> [Given data]
»»

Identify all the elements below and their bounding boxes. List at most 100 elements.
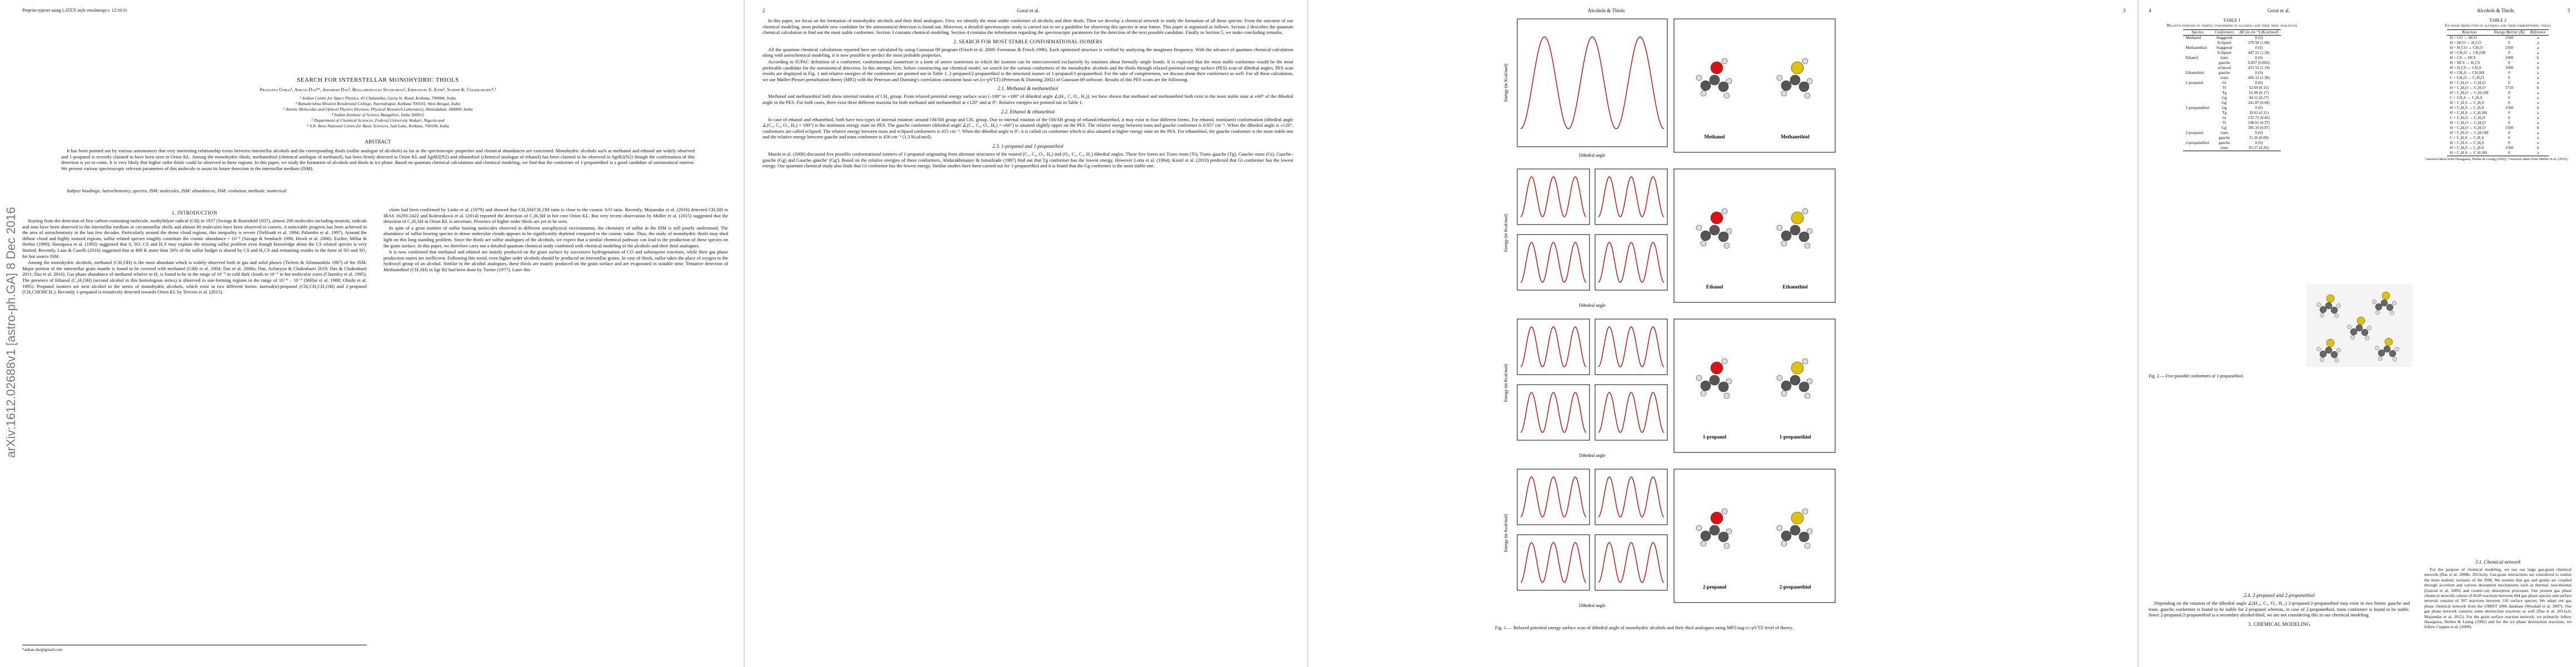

««
»»

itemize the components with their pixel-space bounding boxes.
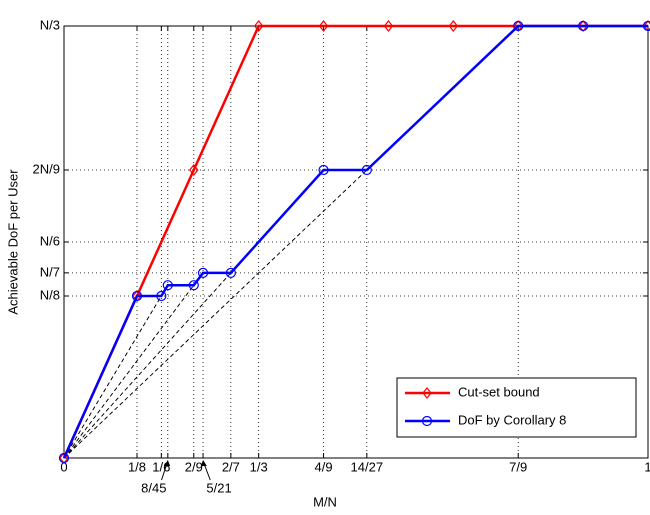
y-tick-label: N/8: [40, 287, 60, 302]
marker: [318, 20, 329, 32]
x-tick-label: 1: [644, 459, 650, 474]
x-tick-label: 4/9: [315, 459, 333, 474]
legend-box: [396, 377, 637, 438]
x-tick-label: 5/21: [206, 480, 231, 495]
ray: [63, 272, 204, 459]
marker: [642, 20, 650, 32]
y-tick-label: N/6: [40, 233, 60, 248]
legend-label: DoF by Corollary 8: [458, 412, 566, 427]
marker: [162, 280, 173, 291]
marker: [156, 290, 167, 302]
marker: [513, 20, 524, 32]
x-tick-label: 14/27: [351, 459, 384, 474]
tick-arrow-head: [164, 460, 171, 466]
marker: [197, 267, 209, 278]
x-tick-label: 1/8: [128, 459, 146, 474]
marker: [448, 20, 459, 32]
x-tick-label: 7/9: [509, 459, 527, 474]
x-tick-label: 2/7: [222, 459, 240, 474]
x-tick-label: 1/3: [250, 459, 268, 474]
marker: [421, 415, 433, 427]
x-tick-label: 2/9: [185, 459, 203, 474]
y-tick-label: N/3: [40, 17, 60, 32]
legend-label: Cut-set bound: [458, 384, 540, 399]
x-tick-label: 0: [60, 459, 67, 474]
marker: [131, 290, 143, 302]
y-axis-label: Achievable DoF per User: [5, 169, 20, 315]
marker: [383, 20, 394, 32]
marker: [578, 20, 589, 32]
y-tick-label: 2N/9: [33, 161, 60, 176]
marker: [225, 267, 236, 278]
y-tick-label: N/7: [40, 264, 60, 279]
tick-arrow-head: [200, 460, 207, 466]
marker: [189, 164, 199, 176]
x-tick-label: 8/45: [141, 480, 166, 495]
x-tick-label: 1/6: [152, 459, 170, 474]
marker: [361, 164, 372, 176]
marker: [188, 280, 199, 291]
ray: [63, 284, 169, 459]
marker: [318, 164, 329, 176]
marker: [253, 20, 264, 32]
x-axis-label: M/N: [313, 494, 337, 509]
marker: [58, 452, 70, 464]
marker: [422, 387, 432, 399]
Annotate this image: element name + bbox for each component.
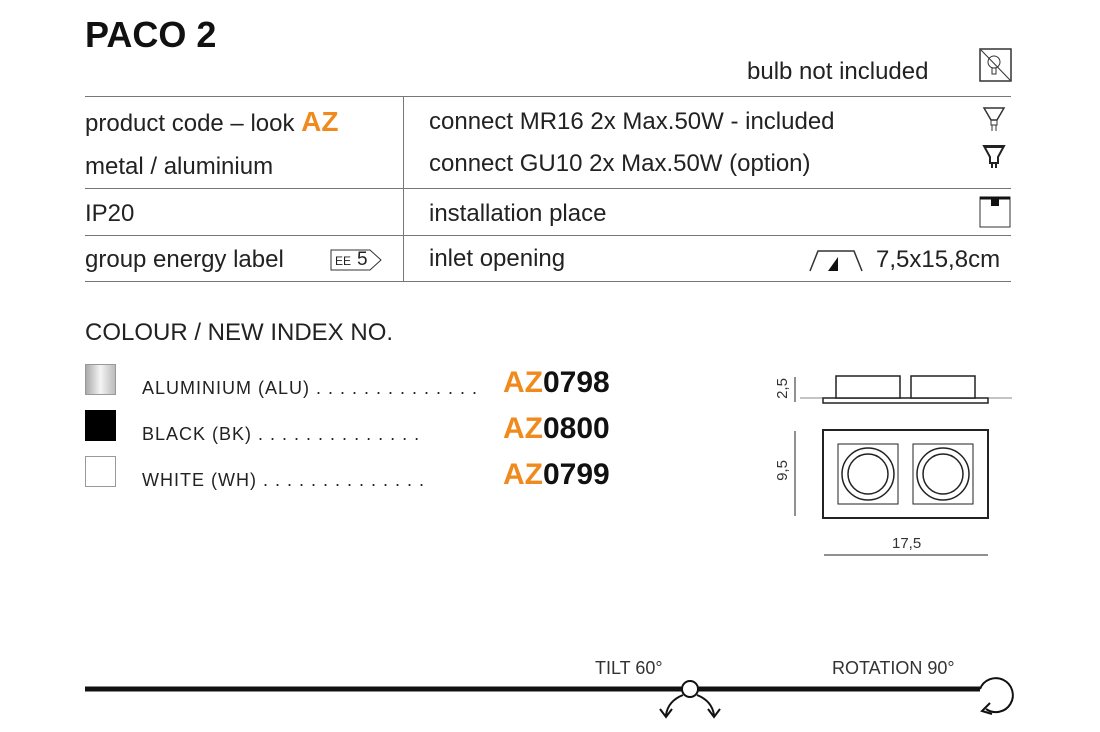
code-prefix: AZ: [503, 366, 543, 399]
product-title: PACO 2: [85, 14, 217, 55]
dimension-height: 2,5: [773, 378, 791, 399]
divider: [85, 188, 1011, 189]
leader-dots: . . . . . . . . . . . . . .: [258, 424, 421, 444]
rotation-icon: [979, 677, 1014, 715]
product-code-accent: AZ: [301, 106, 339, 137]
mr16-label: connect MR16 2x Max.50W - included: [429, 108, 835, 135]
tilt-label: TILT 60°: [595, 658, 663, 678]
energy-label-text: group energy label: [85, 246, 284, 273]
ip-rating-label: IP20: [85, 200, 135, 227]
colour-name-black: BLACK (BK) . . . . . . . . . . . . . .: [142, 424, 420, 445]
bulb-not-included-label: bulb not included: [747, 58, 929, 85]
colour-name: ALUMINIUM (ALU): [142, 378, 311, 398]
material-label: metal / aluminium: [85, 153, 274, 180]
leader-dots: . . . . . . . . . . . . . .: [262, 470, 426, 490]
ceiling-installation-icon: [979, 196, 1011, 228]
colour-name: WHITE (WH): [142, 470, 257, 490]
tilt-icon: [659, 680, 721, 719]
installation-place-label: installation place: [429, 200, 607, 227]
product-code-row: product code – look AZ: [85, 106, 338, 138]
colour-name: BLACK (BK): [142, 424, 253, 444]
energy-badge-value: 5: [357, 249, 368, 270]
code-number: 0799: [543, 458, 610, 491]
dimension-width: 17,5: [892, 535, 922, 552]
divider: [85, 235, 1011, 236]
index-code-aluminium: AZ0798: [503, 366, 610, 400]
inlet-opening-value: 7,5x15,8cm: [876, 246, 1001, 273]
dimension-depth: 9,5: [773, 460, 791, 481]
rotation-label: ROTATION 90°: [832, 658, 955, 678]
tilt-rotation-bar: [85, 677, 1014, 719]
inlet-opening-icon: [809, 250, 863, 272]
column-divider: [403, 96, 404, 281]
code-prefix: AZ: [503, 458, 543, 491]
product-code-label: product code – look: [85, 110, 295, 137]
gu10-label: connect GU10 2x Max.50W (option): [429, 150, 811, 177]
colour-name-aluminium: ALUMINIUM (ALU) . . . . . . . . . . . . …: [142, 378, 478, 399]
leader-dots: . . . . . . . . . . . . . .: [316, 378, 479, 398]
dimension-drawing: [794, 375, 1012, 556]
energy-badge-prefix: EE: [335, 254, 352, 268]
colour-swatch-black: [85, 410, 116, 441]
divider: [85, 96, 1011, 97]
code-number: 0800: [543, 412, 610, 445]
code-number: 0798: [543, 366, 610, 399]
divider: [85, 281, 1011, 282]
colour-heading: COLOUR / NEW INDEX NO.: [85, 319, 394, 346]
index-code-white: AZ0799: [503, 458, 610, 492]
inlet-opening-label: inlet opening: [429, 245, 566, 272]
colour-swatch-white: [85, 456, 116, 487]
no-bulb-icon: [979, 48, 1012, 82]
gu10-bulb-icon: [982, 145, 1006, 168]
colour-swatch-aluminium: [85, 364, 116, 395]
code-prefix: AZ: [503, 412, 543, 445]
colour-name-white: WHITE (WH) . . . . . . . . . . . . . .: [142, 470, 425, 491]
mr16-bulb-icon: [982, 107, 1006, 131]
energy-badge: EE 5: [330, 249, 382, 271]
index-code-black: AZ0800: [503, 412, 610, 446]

««
»»

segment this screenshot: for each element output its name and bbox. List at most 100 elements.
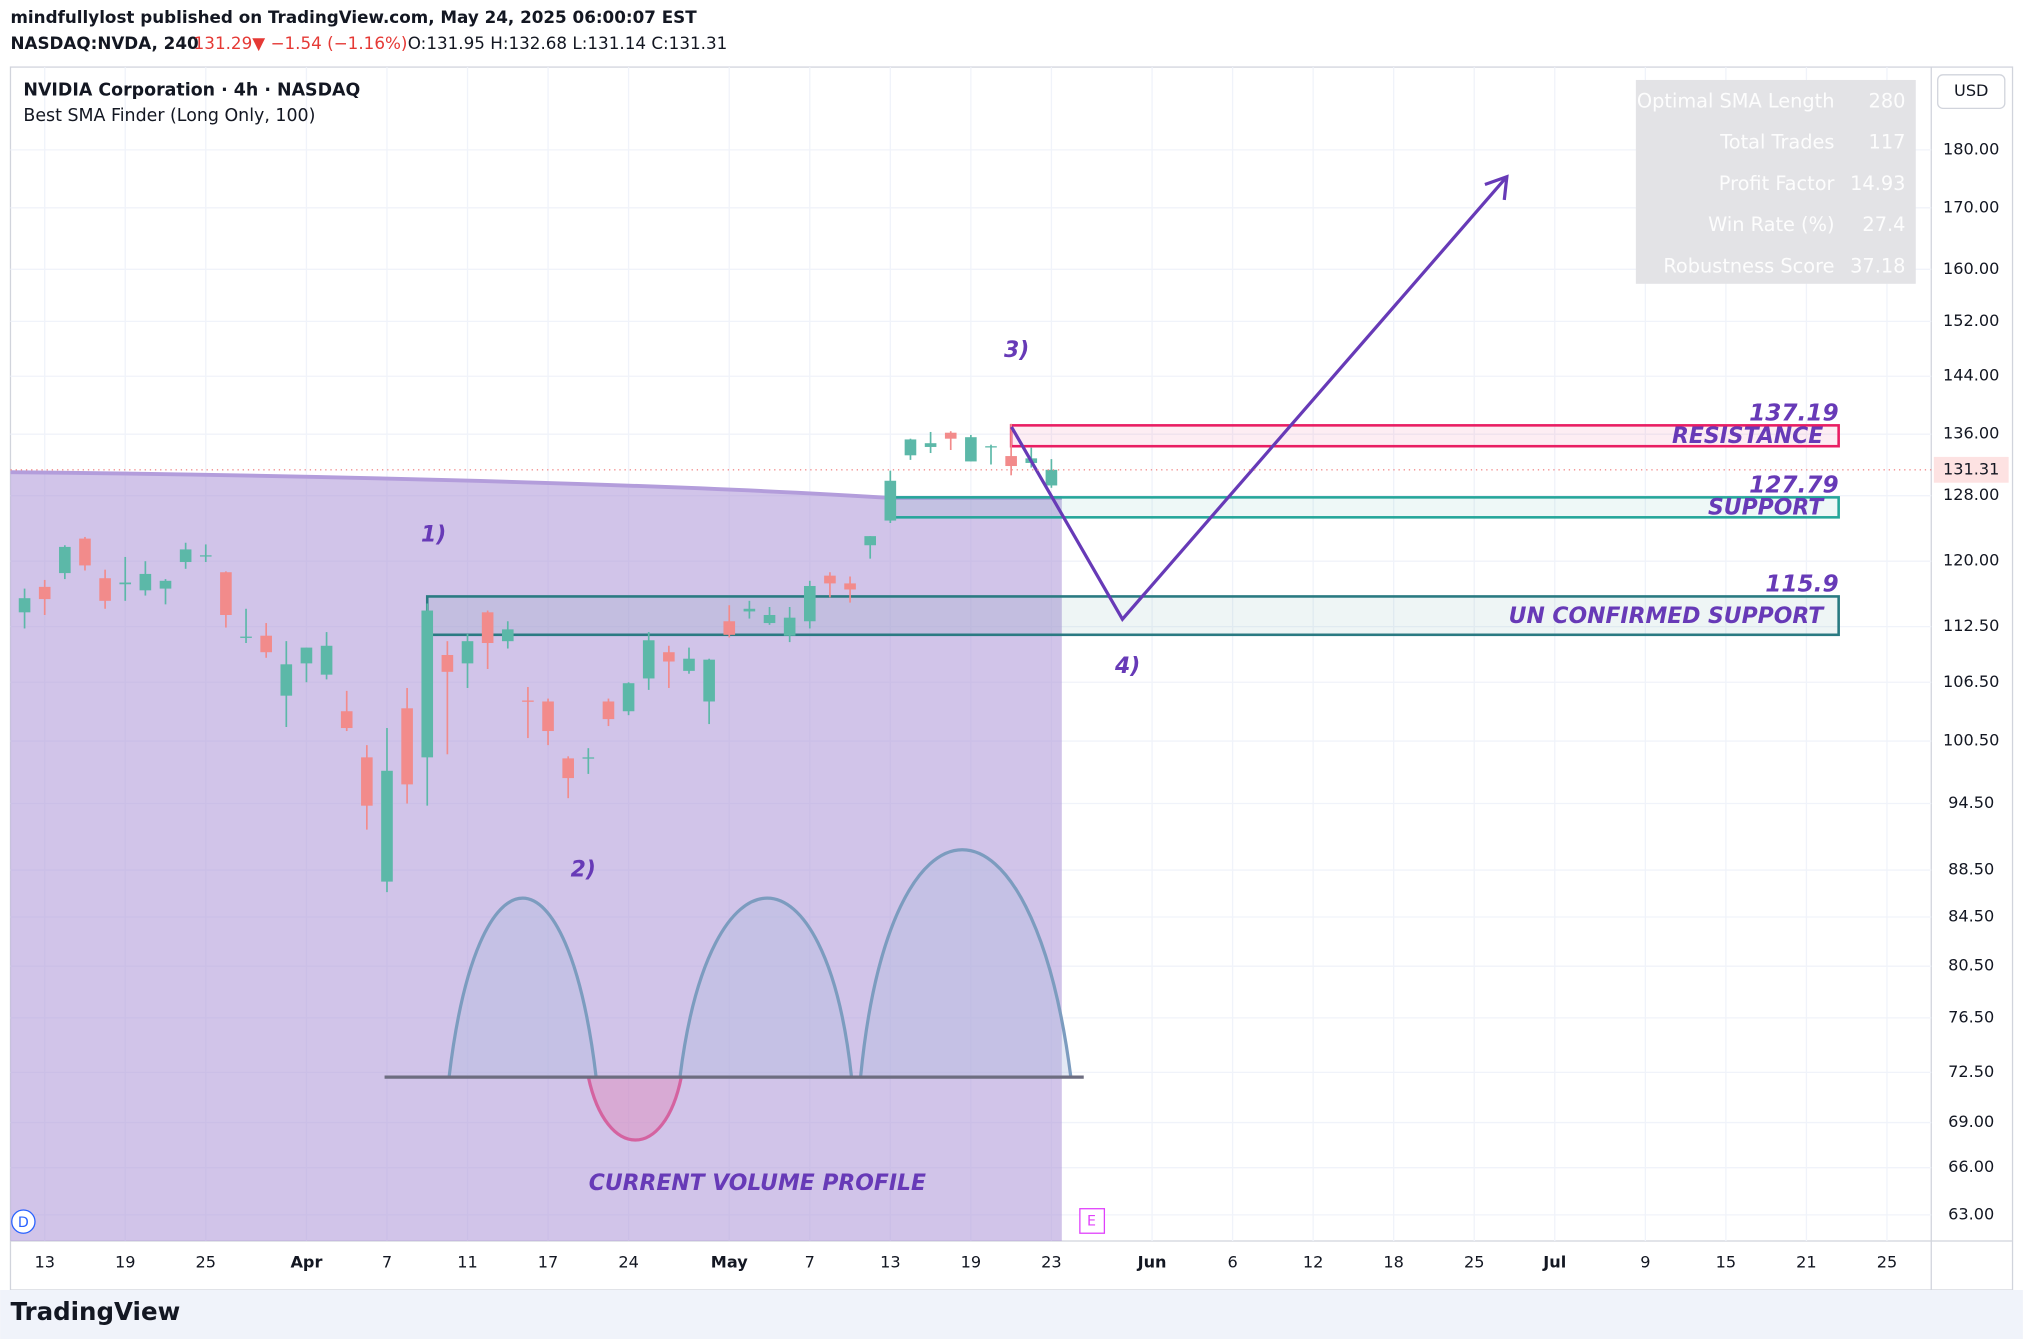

««

> [Instructions to follow] Copy the lines of the records, starting at the line that contains "Annotate this image: element" and ending at the line that contains "rotation-icon: [979, 677, 1014, 715]", and leave out the picture.

> [Exercise response]
Annotate this image: element name + bbox for each component.
code-prefix: AZ: [503, 366, 543, 399]
product-title: PACO 2: [85, 14, 217, 55]
dimension-height: 2,5: [773, 378, 791, 399]
divider: [85, 188, 1011, 189]
leader-dots: . . . . . . . . . . . . . .: [258, 424, 421, 444]
rotation-icon: [979, 677, 1014, 715]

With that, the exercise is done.